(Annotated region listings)
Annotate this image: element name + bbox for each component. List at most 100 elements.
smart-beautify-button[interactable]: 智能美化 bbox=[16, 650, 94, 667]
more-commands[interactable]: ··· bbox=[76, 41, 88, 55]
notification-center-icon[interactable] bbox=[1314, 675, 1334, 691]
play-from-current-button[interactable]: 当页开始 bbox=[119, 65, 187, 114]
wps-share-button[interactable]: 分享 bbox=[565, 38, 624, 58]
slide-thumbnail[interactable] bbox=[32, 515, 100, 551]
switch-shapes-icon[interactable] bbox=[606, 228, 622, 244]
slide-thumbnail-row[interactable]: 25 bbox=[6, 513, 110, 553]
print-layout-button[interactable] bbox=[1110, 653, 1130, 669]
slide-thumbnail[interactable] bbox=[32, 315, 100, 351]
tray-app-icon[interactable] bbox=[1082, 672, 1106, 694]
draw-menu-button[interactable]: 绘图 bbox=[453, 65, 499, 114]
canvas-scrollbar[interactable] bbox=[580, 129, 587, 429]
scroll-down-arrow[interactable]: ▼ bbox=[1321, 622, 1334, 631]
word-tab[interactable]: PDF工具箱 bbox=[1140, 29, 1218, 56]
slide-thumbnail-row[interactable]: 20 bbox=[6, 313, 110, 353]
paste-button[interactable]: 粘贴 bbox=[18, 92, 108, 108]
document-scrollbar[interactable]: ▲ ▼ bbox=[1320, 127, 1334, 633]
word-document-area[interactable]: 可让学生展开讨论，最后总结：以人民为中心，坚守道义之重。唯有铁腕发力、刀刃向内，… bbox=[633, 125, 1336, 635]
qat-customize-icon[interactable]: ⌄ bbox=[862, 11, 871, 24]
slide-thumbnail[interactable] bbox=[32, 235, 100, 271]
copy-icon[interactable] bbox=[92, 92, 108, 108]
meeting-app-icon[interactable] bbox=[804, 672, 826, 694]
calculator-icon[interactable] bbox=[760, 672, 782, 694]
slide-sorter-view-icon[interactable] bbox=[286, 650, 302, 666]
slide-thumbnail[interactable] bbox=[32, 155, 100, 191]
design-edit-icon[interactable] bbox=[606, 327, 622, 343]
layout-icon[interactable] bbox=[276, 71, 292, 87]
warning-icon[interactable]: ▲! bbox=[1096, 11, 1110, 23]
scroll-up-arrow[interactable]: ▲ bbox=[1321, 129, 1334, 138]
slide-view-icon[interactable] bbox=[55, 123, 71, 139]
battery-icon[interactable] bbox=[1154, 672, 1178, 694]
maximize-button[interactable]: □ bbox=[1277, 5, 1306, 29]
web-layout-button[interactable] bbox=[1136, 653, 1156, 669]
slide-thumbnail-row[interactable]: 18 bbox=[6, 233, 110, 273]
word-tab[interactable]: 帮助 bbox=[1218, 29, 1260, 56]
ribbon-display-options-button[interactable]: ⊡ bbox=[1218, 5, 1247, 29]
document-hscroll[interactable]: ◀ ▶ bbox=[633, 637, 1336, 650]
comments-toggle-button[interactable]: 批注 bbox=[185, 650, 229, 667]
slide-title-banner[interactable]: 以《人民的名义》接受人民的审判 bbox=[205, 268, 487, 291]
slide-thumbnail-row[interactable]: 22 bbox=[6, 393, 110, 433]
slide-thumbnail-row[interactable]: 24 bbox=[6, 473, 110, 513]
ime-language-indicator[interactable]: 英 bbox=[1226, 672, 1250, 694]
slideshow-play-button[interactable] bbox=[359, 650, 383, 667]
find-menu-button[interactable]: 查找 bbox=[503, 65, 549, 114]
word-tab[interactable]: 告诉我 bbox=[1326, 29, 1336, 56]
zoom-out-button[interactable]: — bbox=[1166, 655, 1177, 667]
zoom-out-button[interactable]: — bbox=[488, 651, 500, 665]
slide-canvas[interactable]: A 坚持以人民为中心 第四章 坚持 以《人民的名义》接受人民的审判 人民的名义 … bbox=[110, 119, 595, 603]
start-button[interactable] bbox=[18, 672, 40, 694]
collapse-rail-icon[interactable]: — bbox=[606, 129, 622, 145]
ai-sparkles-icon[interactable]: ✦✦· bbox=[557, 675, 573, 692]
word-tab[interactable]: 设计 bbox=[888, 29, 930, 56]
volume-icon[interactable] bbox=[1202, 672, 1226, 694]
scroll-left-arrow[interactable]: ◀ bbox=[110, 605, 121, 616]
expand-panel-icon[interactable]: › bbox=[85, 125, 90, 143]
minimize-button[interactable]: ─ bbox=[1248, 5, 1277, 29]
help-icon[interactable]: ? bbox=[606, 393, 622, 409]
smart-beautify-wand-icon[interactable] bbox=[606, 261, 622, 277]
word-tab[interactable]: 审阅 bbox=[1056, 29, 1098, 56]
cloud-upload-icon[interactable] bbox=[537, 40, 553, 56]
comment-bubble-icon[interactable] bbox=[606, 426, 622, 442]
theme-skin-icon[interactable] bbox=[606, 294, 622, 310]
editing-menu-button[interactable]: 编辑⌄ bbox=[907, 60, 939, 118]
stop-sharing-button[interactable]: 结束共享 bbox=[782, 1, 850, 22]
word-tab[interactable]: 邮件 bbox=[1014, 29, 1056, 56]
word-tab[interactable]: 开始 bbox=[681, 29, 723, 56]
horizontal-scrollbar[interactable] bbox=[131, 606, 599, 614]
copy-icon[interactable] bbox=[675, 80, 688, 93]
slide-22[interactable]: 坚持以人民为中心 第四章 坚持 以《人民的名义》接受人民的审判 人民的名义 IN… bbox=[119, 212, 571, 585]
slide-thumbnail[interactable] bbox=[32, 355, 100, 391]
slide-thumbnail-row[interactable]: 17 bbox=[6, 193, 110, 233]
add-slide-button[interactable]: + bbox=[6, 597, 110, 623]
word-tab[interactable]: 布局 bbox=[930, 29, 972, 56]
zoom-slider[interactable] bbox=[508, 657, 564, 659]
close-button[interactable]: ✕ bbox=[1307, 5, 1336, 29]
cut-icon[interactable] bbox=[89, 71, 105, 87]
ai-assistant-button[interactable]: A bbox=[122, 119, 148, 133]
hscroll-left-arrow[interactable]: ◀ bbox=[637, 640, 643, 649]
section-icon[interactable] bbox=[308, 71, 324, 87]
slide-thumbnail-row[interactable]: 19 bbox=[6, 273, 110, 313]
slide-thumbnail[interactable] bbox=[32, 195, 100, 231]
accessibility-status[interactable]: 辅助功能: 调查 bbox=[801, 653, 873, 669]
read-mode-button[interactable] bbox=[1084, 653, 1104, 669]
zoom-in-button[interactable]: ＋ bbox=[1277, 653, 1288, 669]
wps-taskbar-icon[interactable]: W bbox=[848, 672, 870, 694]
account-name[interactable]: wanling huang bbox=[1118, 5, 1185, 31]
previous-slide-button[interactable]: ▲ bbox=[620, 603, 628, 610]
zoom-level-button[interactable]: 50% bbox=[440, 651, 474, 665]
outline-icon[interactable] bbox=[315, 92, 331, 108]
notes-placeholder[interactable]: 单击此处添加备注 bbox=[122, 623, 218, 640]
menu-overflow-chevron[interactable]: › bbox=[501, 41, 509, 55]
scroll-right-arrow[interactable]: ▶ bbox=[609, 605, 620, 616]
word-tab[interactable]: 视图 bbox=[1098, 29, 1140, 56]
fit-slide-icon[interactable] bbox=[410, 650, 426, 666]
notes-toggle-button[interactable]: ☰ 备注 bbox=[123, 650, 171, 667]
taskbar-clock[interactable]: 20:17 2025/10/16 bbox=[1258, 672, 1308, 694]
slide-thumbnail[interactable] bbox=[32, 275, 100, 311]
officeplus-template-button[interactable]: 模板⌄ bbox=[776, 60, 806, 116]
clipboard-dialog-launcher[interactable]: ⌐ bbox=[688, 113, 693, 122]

To be done: Put every line of the listing above into a Markdown table with the columns Row and Line, numbering the rows in order and leaving out any blank lines.

Reply:
| Row | Line |
|---|---|
| 1 | Annotate this image: element name + bbox for each component. List at most 100 elements. |
| 2 | smart-beautify-button[interactable]: 智能美化 bbox=[16, 650, 94, 667] |
| 3 | more-commands[interactable]: ··· bbox=[76, 41, 88, 55] |
| 4 | notification-center-icon[interactable] bbox=[1314, 675, 1334, 691] |
| 5 | play-from-current-button[interactable]: 当页开始 bbox=[119, 65, 187, 114] |
| 6 | wps-share-button[interactable]: 分享 bbox=[565, 38, 624, 58] |
| 7 | slide-thumbnail[interactable] bbox=[32, 515, 100, 551] |
| 8 | switch-shapes-icon[interactable] bbox=[606, 228, 622, 244] |
| 9 | slide-thumbnail-row[interactable]: 25 bbox=[6, 513, 110, 553] |
| 10 | print-layout-button[interactable] bbox=[1110, 653, 1130, 669] |
| 11 | slide-thumbnail[interactable] bbox=[32, 315, 100, 351] |
| 12 | tray-app-icon[interactable] bbox=[1082, 672, 1106, 694] |
| 13 | draw-menu-button[interactable]: 绘图 bbox=[453, 65, 499, 114] |
| 14 | canvas-scrollbar[interactable] bbox=[580, 129, 587, 429] |
| 15 | scroll-down-arrow[interactable]: ▼ bbox=[1321, 622, 1334, 631] |
| 16 | word-tab[interactable]: PDF工具箱 bbox=[1140, 29, 1218, 56] |
| 17 | slide-thumbnail-row[interactable]: 20 bbox=[6, 313, 110, 353] |
| 18 | paste-button[interactable]: 粘贴 bbox=[18, 92, 108, 108] |
| 19 | document-scrollbar[interactable]: ▲ ▼ bbox=[1320, 127, 1334, 633] |
| 20 | word-document-area[interactable]: 可让学生展开讨论，最后总结：以人民为中心，坚守道义之重。唯有铁腕发力、刀刃向内，… bbox=[633, 125, 1336, 635] |
| 21 | qat-customize-icon[interactable]: ⌄ bbox=[862, 11, 871, 24] |
| 22 | slide-thumbnail[interactable] bbox=[32, 235, 100, 271] |
| 23 | copy-icon[interactable] bbox=[92, 92, 108, 108] |
| 24 | meeting-app-icon[interactable] bbox=[804, 672, 826, 694] |
| 25 | calculator-icon[interactable] bbox=[760, 672, 782, 694] |
| 26 | slide-sorter-view-icon[interactable] bbox=[286, 650, 302, 666] |
| 27 | slide-thumbnail[interactable] bbox=[32, 155, 100, 191] |
| 28 | design-edit-icon[interactable] bbox=[606, 327, 622, 343] |
| 29 | layout-icon[interactable] bbox=[276, 71, 292, 87] |
| 30 | warning-icon[interactable]: ▲! bbox=[1096, 11, 1110, 23] |
| 31 | scroll-up-arrow[interactable]: ▲ bbox=[1321, 129, 1334, 138] |
| 32 | slide-view-icon[interactable] bbox=[55, 123, 71, 139] |
| 33 | battery-icon[interactable] bbox=[1154, 672, 1178, 694] |
| 34 | maximize-button[interactable]: □ bbox=[1277, 5, 1306, 29] |
| 35 | web-layout-button[interactable] bbox=[1136, 653, 1156, 669] |
| 36 | slide-thumbnail-row[interactable]: 18 bbox=[6, 233, 110, 273] |
| 37 | word-tab[interactable]: 帮助 bbox=[1218, 29, 1260, 56] |
| 38 | ribbon-display-options-button[interactable]: ⊡ bbox=[1218, 5, 1247, 29] |
| 39 | document-hscroll[interactable]: ◀ ▶ bbox=[633, 637, 1336, 650] |
| 40 | comments-toggle-button[interactable]: 批注 bbox=[185, 650, 229, 667] |
| 41 | slide-title-banner[interactable]: 以《人民的名义》接受人民的审判 bbox=[205, 268, 487, 291] |
| 42 | slide-thumbnail-row[interactable]: 22 bbox=[6, 393, 110, 433] |
| 43 | slide-thumbnail-row[interactable]: 24 bbox=[6, 473, 110, 513] |
| 44 | ime-language-indicator[interactable]: 英 bbox=[1226, 672, 1250, 694] |
| 45 | slideshow-play-button[interactable] bbox=[359, 650, 383, 667] |
| 46 | find-menu-button[interactable]: 查找 bbox=[503, 65, 549, 114] |
| 47 | word-tab[interactable]: 告诉我 bbox=[1326, 29, 1336, 56] |
| 48 | zoom-out-button[interactable]: — bbox=[1166, 655, 1177, 667] |
| 49 | zoom-out-button[interactable]: — bbox=[488, 651, 500, 665] |
| 50 | slide-canvas[interactable]: A 坚持以人民为中心 第四章 坚持 以《人民的名义》接受人民的审判 人民的名义 … bbox=[110, 119, 595, 603] |
| 51 | start-button[interactable] bbox=[18, 672, 40, 694] |
| 52 | collapse-rail-icon[interactable]: — bbox=[606, 129, 622, 145] |
| 53 | ai-sparkles-icon[interactable]: ✦✦· bbox=[557, 675, 573, 692] |
| 54 | word-tab[interactable]: 设计 bbox=[888, 29, 930, 56] |
| 55 | volume-icon[interactable] bbox=[1202, 672, 1226, 694] |
| 56 | scroll-left-arrow[interactable]: ◀ bbox=[110, 605, 121, 616] |
| 57 | expand-panel-icon[interactable]: › bbox=[85, 125, 90, 143] |
| 58 | minimize-button[interactable]: ─ bbox=[1248, 5, 1277, 29] |
| 59 | help-icon[interactable]: ? bbox=[606, 393, 622, 409] |
| 60 | smart-beautify-wand-icon[interactable] bbox=[606, 261, 622, 277] |
| 61 | word-tab[interactable]: 审阅 bbox=[1056, 29, 1098, 56] |
| 62 | cloud-upload-icon[interactable] bbox=[537, 40, 553, 56] |
| 63 | comment-bubble-icon[interactable] bbox=[606, 426, 622, 442] |
| 64 | theme-skin-icon[interactable] bbox=[606, 294, 622, 310] |
| 65 | editing-menu-button[interactable]: 编辑⌄ bbox=[907, 60, 939, 118] |
| 66 | stop-sharing-button[interactable]: 结束共享 bbox=[782, 1, 850, 22] |
| 67 | word-tab[interactable]: 邮件 bbox=[1014, 29, 1056, 56] |
| 68 | word-tab[interactable]: 开始 bbox=[681, 29, 723, 56] |
| 69 | horizontal-scrollbar[interactable] bbox=[131, 606, 599, 614] |
| 70 | copy-icon[interactable] bbox=[675, 80, 688, 93] |
| 71 | slide-22[interactable]: 坚持以人民为中心 第四章 坚持 以《人民的名义》接受人民的审判 人民的名义 IN… bbox=[119, 212, 571, 585] |
| 72 | slide-thumbnail[interactable] bbox=[32, 355, 100, 391] |
| 73 | slide-thumbnail-row[interactable]: 17 bbox=[6, 193, 110, 233] |
| 74 | add-slide-button[interactable]: + bbox=[6, 597, 110, 623] |
| 75 | word-tab[interactable]: 布局 bbox=[930, 29, 972, 56] |
| 76 | zoom-slider[interactable] bbox=[508, 657, 564, 659] |
| 77 | close-button[interactable]: ✕ bbox=[1307, 5, 1336, 29] |
| 78 | cut-icon[interactable] bbox=[89, 71, 105, 87] |
| 79 | ai-assistant-button[interactable]: A bbox=[122, 119, 148, 133] |
| 80 | hscroll-left-arrow[interactable]: ◀ bbox=[637, 640, 643, 649] |
| 81 | section-icon[interactable] bbox=[308, 71, 324, 87] |
| 82 | slide-thumbnail-row[interactable]: 19 bbox=[6, 273, 110, 313] |
| 83 | slide-thumbnail[interactable] bbox=[32, 195, 100, 231] |
| 84 | accessibility-status[interactable]: 辅助功能: 调查 bbox=[801, 653, 873, 669] |
| 85 | read-mode-button[interactable] bbox=[1084, 653, 1104, 669] |
| 86 | zoom-in-button[interactable]: ＋ bbox=[1277, 653, 1288, 669] |
| 87 | wps-taskbar-icon[interactable]: W bbox=[848, 672, 870, 694] |
| 88 | account-name[interactable]: wanling huang bbox=[1118, 5, 1185, 31] |
| 89 | previous-slide-button[interactable]: ▲ bbox=[620, 603, 628, 610] |
| 90 | zoom-level-button[interactable]: 50% bbox=[440, 651, 474, 665] |
| 91 | outline-icon[interactable] bbox=[315, 92, 331, 108] |
| 92 | notes-placeholder[interactable]: 单击此处添加备注 bbox=[122, 623, 218, 640] |
| 93 | menu-overflow-chevron[interactable]: › bbox=[501, 41, 509, 55] |
| 94 | scroll-right-arrow[interactable]: ▶ bbox=[609, 605, 620, 616] |
| 95 | word-tab[interactable]: 视图 bbox=[1098, 29, 1140, 56] |
| 96 | fit-slide-icon[interactable] bbox=[410, 650, 426, 666] |
| 97 | notes-toggle-button[interactable]: ☰ 备注 bbox=[123, 650, 171, 667] |
| 98 | taskbar-clock[interactable]: 20:17 2025/10/16 bbox=[1258, 672, 1308, 694] |
| 99 | slide-thumbnail[interactable] bbox=[32, 275, 100, 311] |
| 100 | officeplus-template-button[interactable]: 模板⌄ bbox=[776, 60, 806, 116] |
| 101 | clipboard-dialog-launcher[interactable]: ⌐ bbox=[688, 113, 693, 122] |